What is being asked: Check each line of the data for "firms" and select those that have it.

Materials provided:
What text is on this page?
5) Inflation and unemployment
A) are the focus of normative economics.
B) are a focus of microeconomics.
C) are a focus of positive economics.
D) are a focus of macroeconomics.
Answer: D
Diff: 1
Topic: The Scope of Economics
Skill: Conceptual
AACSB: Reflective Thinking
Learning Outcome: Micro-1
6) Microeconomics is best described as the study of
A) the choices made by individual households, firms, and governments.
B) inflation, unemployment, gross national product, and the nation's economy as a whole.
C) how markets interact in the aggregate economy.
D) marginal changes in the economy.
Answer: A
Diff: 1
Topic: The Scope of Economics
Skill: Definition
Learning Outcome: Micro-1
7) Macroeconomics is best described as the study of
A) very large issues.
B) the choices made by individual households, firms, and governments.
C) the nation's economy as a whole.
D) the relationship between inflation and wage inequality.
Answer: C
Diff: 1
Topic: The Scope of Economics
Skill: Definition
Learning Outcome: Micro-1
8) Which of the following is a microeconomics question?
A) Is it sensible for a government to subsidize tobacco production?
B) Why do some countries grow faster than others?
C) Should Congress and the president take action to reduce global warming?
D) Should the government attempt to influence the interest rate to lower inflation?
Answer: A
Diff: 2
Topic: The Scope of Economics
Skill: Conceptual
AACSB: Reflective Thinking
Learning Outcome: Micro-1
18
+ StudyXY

Written answer:
A) the choices made by individual households, firms, and governments.
B) the choices made by individual households, firms, and governments.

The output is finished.